Task instructions
Copy out each line that mentions the word "执业证书号".

──────── Data lines ────────

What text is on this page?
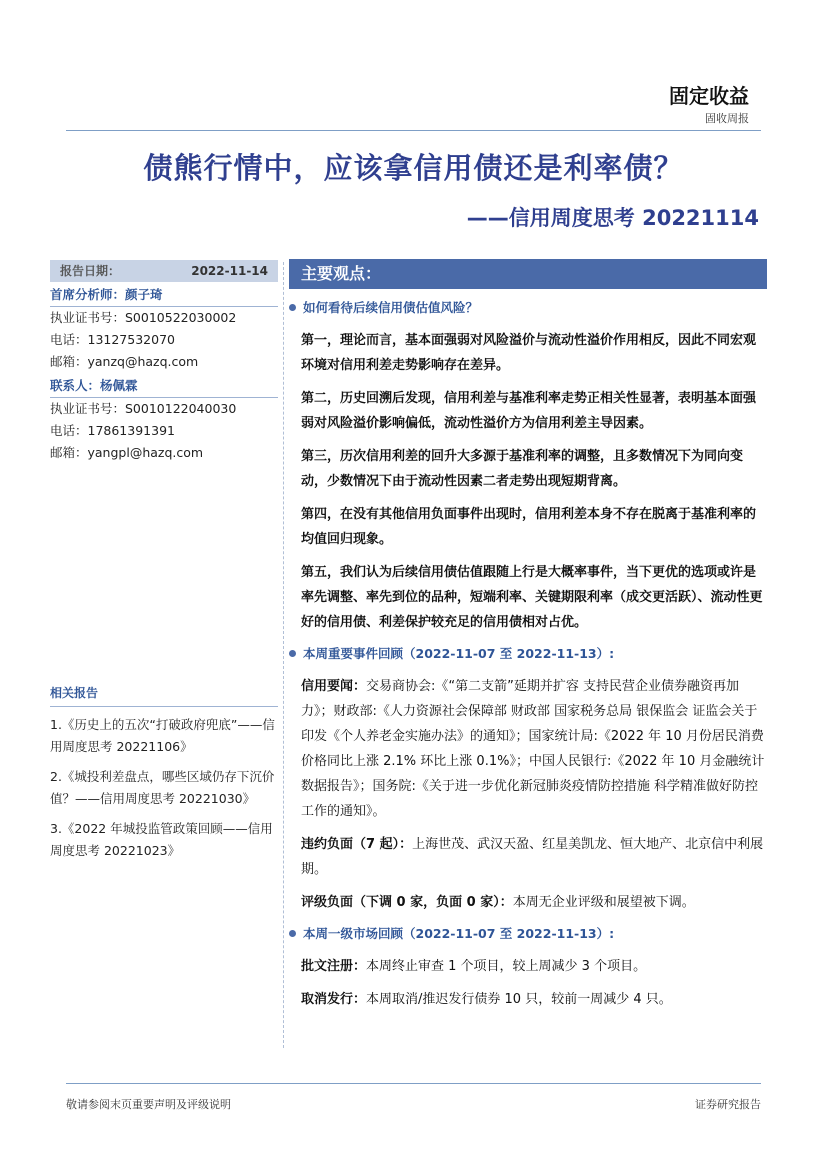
固定收益
固收周报
债熊行情中，应该拿信用债还是利率债？
——信用周度思考 20221114
报告日期：	2022-11-14
首席分析师：颜子琦
执业证书号：S0010522030002
电话：13127532070
邮箱：yanzq@hazq.com
联系人：杨佩霖
执业证书号：S0010122040030
电话：17861391391
邮箱：yangpl@hazq.com
相关报告
1.《历史上的五次“打破政府兜底”——信用周度思考 20221106》
2.《城投利差盘点，哪些区域仍存下沉价值？——信用周度思考 20221030》
3.《2022 年城投监管政策回顾——信用周度思考 20221023》
主要观点：
如何看待后续信用债估值风险？
第一，理论而言，基本面强弱对风险溢价与流动性溢价作用相反，因此不同宏观环境对信用利差走势影响存在差异。
第二，历史回溯后发现，信用利差与基准利率走势正相关性显著，表明基本面强弱对风险溢价影响偏低，流动性溢价方为信用利差主导因素。
第三，历次信用利差的回升大多源于基准利率的调整，且多数情况下为同向变动，少数情况下由于流动性因素二者走势出现短期背离。
第四，在没有其他信用负面事件出现时，信用利差本身不存在脱离于基准利率的均值回归现象。
第五，我们认为后续信用债估值跟随上行是大概率事件，当下更优的选项或许是率先调整、率先到位的品种，短端利率、关键期限利率（成交更活跃）、流动性更好的信用债、利差保护较充足的信用债相对占优。
本周重要事件回顾（2022-11-07 至 2022-11-13）:
信用要闻：交易商协会:《“第二支箭”延期并扩容 支持民营企业债券融资再加力》；财政部:《人力资源社会保障部 财政部 国家税务总局 银保监会 证监会关于印发《个人养老金实施办法》的通知》；国家统计局:《2022 年 10 月份居民消费价格同比上涨 2.1% 环比上涨 0.1%》；中国人民银行:《2022 年 10 月金融统计数据报告》；国务院:《关于进一步优化新冠肺炎疫情防控措施 科学精准做好防控工作的通知》。
违约负面（7 起）：上海世茂、武汉天盈、红星美凯龙、恒大地产、北京信中利展期。
评级负面（下调 0 家，负面 0 家）：本周无企业评级和展望被下调。
本周一级市场回顾（2022-11-07 至 2022-11-13）:
批文注册：本周终止审查 1 个项目，较上周减少 3 个项目。
取消发行：本周取消/推迟发行债券 10 只，较前一周减少 4 只。
敬请参阅末页重要声明及评级说明	证券研究报告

────────

Answer to the task
执业证书号：S0010522030002
执业证书号：S0010122040030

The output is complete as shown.